## START Available data

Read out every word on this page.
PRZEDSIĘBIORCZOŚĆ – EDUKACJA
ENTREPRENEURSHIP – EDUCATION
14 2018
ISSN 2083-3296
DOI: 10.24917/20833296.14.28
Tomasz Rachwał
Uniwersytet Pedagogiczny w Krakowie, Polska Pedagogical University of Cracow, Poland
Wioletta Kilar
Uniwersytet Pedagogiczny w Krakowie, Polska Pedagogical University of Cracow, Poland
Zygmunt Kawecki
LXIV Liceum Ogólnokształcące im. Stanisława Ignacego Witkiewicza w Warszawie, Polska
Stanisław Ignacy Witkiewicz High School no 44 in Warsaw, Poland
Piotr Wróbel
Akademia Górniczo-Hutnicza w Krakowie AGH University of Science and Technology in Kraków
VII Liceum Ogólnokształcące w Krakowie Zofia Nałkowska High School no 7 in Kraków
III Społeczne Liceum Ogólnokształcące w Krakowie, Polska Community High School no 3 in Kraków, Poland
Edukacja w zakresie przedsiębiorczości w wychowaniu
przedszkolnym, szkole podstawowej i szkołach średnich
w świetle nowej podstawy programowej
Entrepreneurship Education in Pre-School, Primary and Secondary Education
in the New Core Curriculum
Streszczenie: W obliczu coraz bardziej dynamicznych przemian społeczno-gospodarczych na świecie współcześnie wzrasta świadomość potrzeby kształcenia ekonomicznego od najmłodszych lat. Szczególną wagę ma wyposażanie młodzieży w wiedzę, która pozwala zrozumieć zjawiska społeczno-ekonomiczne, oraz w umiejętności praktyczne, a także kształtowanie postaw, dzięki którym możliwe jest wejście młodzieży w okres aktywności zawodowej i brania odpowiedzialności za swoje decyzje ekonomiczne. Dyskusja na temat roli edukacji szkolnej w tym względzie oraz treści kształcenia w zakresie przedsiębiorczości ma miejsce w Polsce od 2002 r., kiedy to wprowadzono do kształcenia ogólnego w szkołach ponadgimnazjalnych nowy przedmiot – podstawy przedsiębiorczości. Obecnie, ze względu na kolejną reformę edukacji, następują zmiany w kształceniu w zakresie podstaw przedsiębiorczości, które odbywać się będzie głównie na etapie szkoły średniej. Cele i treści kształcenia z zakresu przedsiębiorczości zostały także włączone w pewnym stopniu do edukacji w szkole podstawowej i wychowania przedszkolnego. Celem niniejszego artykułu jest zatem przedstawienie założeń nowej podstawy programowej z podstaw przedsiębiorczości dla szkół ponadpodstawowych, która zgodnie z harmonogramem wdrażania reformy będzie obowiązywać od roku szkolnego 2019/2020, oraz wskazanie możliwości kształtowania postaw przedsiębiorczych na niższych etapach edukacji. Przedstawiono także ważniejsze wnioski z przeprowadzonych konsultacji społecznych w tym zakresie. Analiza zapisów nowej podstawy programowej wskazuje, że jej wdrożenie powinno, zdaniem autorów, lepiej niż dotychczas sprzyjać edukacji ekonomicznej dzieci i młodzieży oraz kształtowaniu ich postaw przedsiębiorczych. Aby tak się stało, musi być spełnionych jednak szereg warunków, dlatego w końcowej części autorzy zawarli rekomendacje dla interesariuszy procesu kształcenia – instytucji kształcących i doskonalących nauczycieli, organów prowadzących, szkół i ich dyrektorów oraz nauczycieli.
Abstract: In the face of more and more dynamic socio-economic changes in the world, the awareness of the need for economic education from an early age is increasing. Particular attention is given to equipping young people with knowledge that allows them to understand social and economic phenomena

## END Available data

### Work to be completed
Copy each line that contains the word "Liceum".

### Result of the task
LXIV Liceum Ogólnokształcące im. Stanisława Ignacego Witkiewicza w Warszawie, Polska
VII Liceum Ogólnokształcące w Krakowie Zofia Nałkowska High School no 7 in Kraków
III Społeczne Liceum Ogólnokształcące w Krakowie, Polska Community High School no 3 in Kraków, Poland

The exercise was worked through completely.